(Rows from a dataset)

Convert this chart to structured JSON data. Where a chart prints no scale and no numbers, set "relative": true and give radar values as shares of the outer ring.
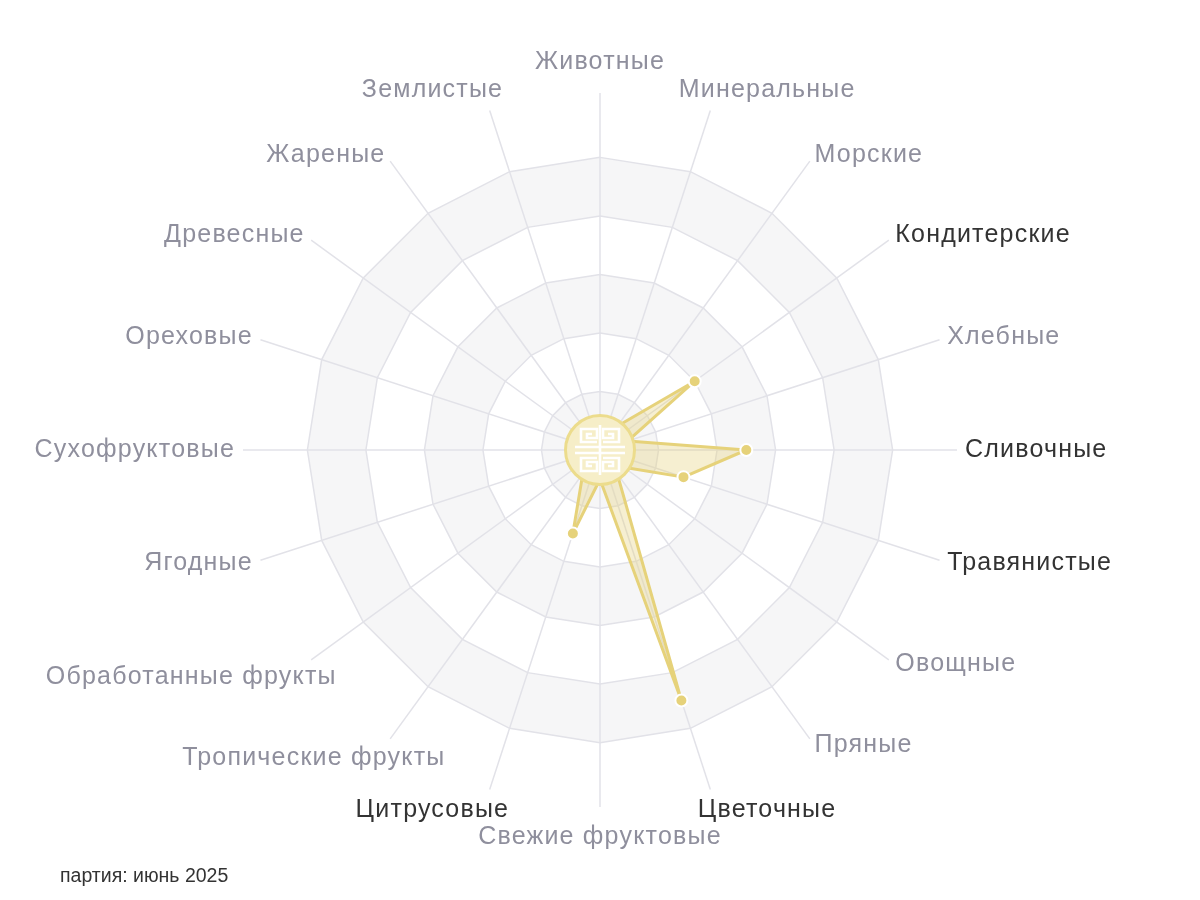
{
  "chart_data": {
    "type": "radar",
    "relative": true,
    "grid": true,
    "marker": "circle",
    "categories": [
      "Животные",
      "Минеральные",
      "Морские",
      "Кондитерские",
      "Хлебные",
      "Сливочные",
      "Травянистые",
      "Овощные",
      "Пряные",
      "Цветочные",
      "Свежие фруктовые",
      "Цитрусовые",
      "Тропические фрукты",
      "Обработанные фрукты",
      "Ягодные",
      "Сухофруктовые",
      "Ореховые",
      "Древесные",
      "Жареные",
      "Землистые"
    ],
    "series": [
      {
        "color": "#e6d27a",
        "values": [
          0.1,
          0.1,
          0.1,
          0.4,
          0.1,
          0.5,
          0.3,
          0.1,
          0.1,
          0.9,
          0.1,
          0.3,
          0.1,
          0.1,
          0.1,
          0.1,
          0.1,
          0.1,
          0.1,
          0.1
        ]
      }
    ],
    "annotations": [
      "партия: июнь 2025"
    ]
  }
}
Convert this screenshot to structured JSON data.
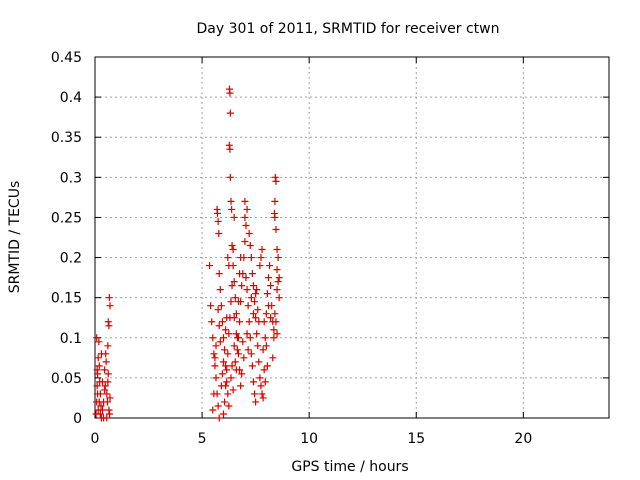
{
  "chart_data": {
    "type": "scatter",
    "title": "Day 301 of 2011, SRMTID for receiver ctwn",
    "xlabel": "GPS time / hours",
    "ylabel": "SRMTID / TECUs",
    "xlim": [
      0,
      24
    ],
    "ylim": [
      0,
      0.45
    ],
    "xticks": [
      0,
      5,
      10,
      15,
      20
    ],
    "yticks": [
      0,
      0.05,
      0.1,
      0.15,
      0.2,
      0.25,
      0.3,
      0.35,
      0.4,
      0.45
    ],
    "xtick_labels": [
      "0",
      "5",
      "10",
      "15",
      "20"
    ],
    "ytick_labels": [
      "0",
      "0.05",
      "0.1",
      "0.15",
      "0.2",
      "0.25",
      "0.3",
      "0.35",
      "0.4",
      "0.45"
    ],
    "grid": true,
    "marker": "plus",
    "series": [
      {
        "name": "SRMTID",
        "color": "#dd0000",
        "points": [
          [
            0.05,
            0.005
          ],
          [
            0.08,
            0.02
          ],
          [
            0.1,
            0.04
          ],
          [
            0.12,
            0.055
          ],
          [
            0.15,
            0.075
          ],
          [
            0.18,
            0.095
          ],
          [
            0.08,
            0.1
          ],
          [
            0.2,
            0.065
          ],
          [
            0.22,
            0.045
          ],
          [
            0.25,
            0.03
          ],
          [
            0.28,
            0.015
          ],
          [
            0.3,
            0.0
          ],
          [
            0.12,
            0.03
          ],
          [
            0.15,
            0.01
          ],
          [
            0.2,
            0.02
          ],
          [
            0.25,
            0.005
          ],
          [
            0.35,
            0.01
          ],
          [
            0.4,
            0.02
          ],
          [
            0.45,
            0.035
          ],
          [
            0.48,
            0.04
          ],
          [
            0.5,
            0.08
          ],
          [
            0.52,
            0.07
          ],
          [
            0.55,
            0.03
          ],
          [
            0.58,
            0.02
          ],
          [
            0.6,
            0.09
          ],
          [
            0.62,
            0.12
          ],
          [
            0.65,
            0.115
          ],
          [
            0.67,
            0.15
          ],
          [
            0.7,
            0.14
          ],
          [
            0.62,
            0.055
          ],
          [
            0.65,
            0.01
          ],
          [
            0.68,
            0.005
          ],
          [
            0.7,
            0.025
          ],
          [
            0.45,
            0.06
          ],
          [
            0.3,
            0.08
          ],
          [
            0.1,
            0.06
          ],
          [
            0.35,
            0.045
          ],
          [
            0.4,
            0.0
          ],
          [
            0.55,
            0.0
          ],
          [
            0.6,
            0.045
          ],
          [
            5.35,
            0.19
          ],
          [
            5.4,
            0.14
          ],
          [
            5.45,
            0.12
          ],
          [
            5.5,
            0.1
          ],
          [
            5.55,
            0.08
          ],
          [
            5.6,
            0.065
          ],
          [
            5.65,
            0.05
          ],
          [
            5.7,
            0.03
          ],
          [
            5.75,
            0.015
          ],
          [
            5.8,
            0.0
          ],
          [
            5.5,
            0.01
          ],
          [
            5.55,
            0.03
          ],
          [
            5.6,
            0.075
          ],
          [
            5.65,
            0.09
          ],
          [
            5.7,
            0.26
          ],
          [
            5.72,
            0.255
          ],
          [
            5.75,
            0.245
          ],
          [
            5.78,
            0.23
          ],
          [
            5.8,
            0.18
          ],
          [
            5.85,
            0.16
          ],
          [
            5.9,
            0.14
          ],
          [
            5.95,
            0.12
          ],
          [
            6.0,
            0.1
          ],
          [
            6.05,
            0.085
          ],
          [
            6.1,
            0.065
          ],
          [
            6.15,
            0.045
          ],
          [
            6.2,
            0.03
          ],
          [
            6.25,
            0.015
          ],
          [
            6.0,
            0.005
          ],
          [
            6.05,
            0.02
          ],
          [
            6.1,
            0.04
          ],
          [
            6.15,
            0.06
          ],
          [
            6.2,
            0.08
          ],
          [
            6.25,
            0.105
          ],
          [
            6.3,
            0.125
          ],
          [
            6.35,
            0.145
          ],
          [
            6.4,
            0.165
          ],
          [
            6.45,
            0.19
          ],
          [
            6.2,
            0.2
          ],
          [
            6.25,
            0.19
          ],
          [
            6.28,
            0.41
          ],
          [
            6.3,
            0.405
          ],
          [
            6.32,
            0.38
          ],
          [
            6.27,
            0.34
          ],
          [
            6.3,
            0.335
          ],
          [
            6.32,
            0.3
          ],
          [
            6.35,
            0.27
          ],
          [
            6.38,
            0.26
          ],
          [
            6.4,
            0.215
          ],
          [
            6.45,
            0.21
          ],
          [
            6.5,
            0.17
          ],
          [
            6.55,
            0.15
          ],
          [
            6.6,
            0.13
          ],
          [
            6.65,
            0.1
          ],
          [
            6.7,
            0.08
          ],
          [
            6.75,
            0.06
          ],
          [
            6.8,
            0.04
          ],
          [
            6.5,
            0.09
          ],
          [
            6.55,
            0.07
          ],
          [
            6.6,
            0.06
          ],
          [
            6.65,
            0.085
          ],
          [
            6.7,
            0.1
          ],
          [
            6.75,
            0.12
          ],
          [
            6.8,
            0.145
          ],
          [
            6.85,
            0.165
          ],
          [
            6.9,
            0.18
          ],
          [
            6.95,
            0.2
          ],
          [
            7.0,
            0.22
          ],
          [
            7.05,
            0.24
          ],
          [
            7.1,
            0.26
          ],
          [
            7.0,
            0.27
          ],
          [
            7.05,
            0.175
          ],
          [
            7.1,
            0.16
          ],
          [
            7.15,
            0.14
          ],
          [
            7.2,
            0.12
          ],
          [
            7.25,
            0.1
          ],
          [
            7.3,
            0.08
          ],
          [
            7.35,
            0.065
          ],
          [
            7.4,
            0.045
          ],
          [
            7.45,
            0.03
          ],
          [
            7.5,
            0.02
          ],
          [
            7.2,
            0.23
          ],
          [
            7.25,
            0.215
          ],
          [
            7.3,
            0.2
          ],
          [
            7.35,
            0.18
          ],
          [
            7.4,
            0.165
          ],
          [
            7.45,
            0.145
          ],
          [
            7.5,
            0.125
          ],
          [
            7.55,
            0.105
          ],
          [
            7.6,
            0.09
          ],
          [
            7.65,
            0.07
          ],
          [
            7.7,
            0.05
          ],
          [
            7.75,
            0.04
          ],
          [
            7.8,
            0.03
          ],
          [
            7.85,
            0.025
          ],
          [
            7.9,
            0.06
          ],
          [
            7.95,
            0.1
          ],
          [
            8.0,
            0.13
          ],
          [
            8.05,
            0.155
          ],
          [
            8.1,
            0.175
          ],
          [
            8.15,
            0.19
          ],
          [
            8.2,
            0.165
          ],
          [
            8.25,
            0.14
          ],
          [
            8.3,
            0.12
          ],
          [
            8.35,
            0.1
          ],
          [
            8.4,
            0.27
          ],
          [
            8.42,
            0.3
          ],
          [
            8.45,
            0.295
          ],
          [
            8.38,
            0.255
          ],
          [
            8.4,
            0.25
          ],
          [
            8.45,
            0.235
          ],
          [
            8.5,
            0.21
          ],
          [
            8.55,
            0.2
          ],
          [
            8.5,
            0.185
          ],
          [
            8.55,
            0.17
          ],
          [
            8.6,
            0.15
          ],
          [
            8.4,
            0.13
          ],
          [
            8.45,
            0.12
          ],
          [
            8.5,
            0.105
          ],
          [
            8.3,
            0.075
          ],
          [
            8.35,
            0.11
          ],
          [
            8.2,
            0.125
          ],
          [
            8.1,
            0.14
          ],
          [
            7.7,
            0.19
          ],
          [
            7.75,
            0.2
          ],
          [
            7.8,
            0.21
          ],
          [
            7.6,
            0.135
          ],
          [
            7.65,
            0.12
          ],
          [
            7.55,
            0.16
          ],
          [
            7.4,
            0.13
          ],
          [
            7.3,
            0.15
          ],
          [
            7.15,
            0.085
          ],
          [
            7.1,
            0.105
          ],
          [
            6.95,
            0.075
          ],
          [
            6.9,
            0.095
          ],
          [
            6.85,
            0.055
          ],
          [
            6.6,
            0.105
          ],
          [
            6.5,
            0.125
          ],
          [
            6.4,
            0.065
          ],
          [
            6.35,
            0.05
          ],
          [
            6.45,
            0.035
          ],
          [
            5.9,
            0.04
          ],
          [
            5.95,
            0.055
          ],
          [
            6.0,
            0.07
          ],
          [
            6.1,
            0.11
          ],
          [
            6.15,
            0.125
          ],
          [
            5.85,
            0.095
          ],
          [
            5.8,
            0.115
          ],
          [
            5.75,
            0.135
          ],
          [
            6.5,
            0.25
          ],
          [
            7.0,
            0.25
          ],
          [
            8.5,
            0.16
          ],
          [
            8.6,
            0.175
          ],
          [
            7.9,
            0.12
          ],
          [
            8.0,
            0.09
          ],
          [
            7.85,
            0.085
          ],
          [
            7.95,
            0.045
          ],
          [
            8.05,
            0.065
          ],
          [
            7.5,
            0.155
          ],
          [
            6.7,
            0.145
          ],
          [
            6.75,
            0.18
          ],
          [
            6.8,
            0.2
          ]
        ]
      }
    ]
  }
}
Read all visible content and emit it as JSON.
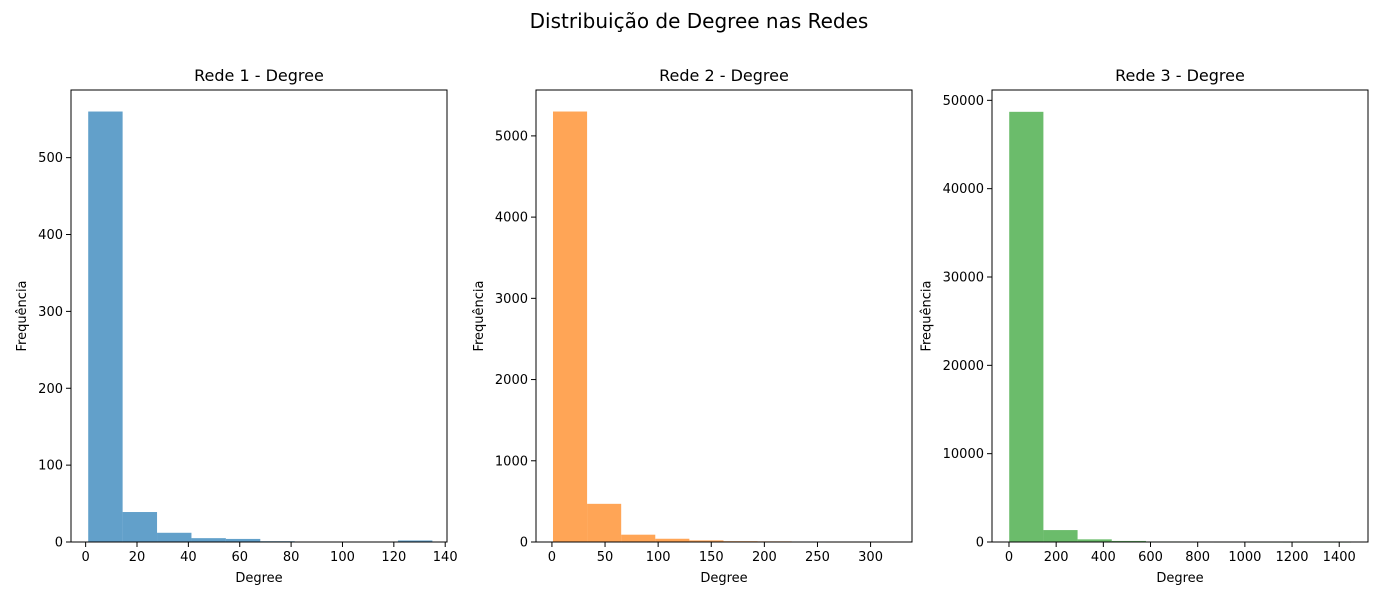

> **Your instructions**
Identify every line holding the word "Convert" and copy it out.

> **Exercise answer**
Convert this chart to structured JSON data. Where a chart prints no scale and no numbers, set "relative": true and give radar values as shares of the outer ring.
Convert this screenshot to structured JSON data.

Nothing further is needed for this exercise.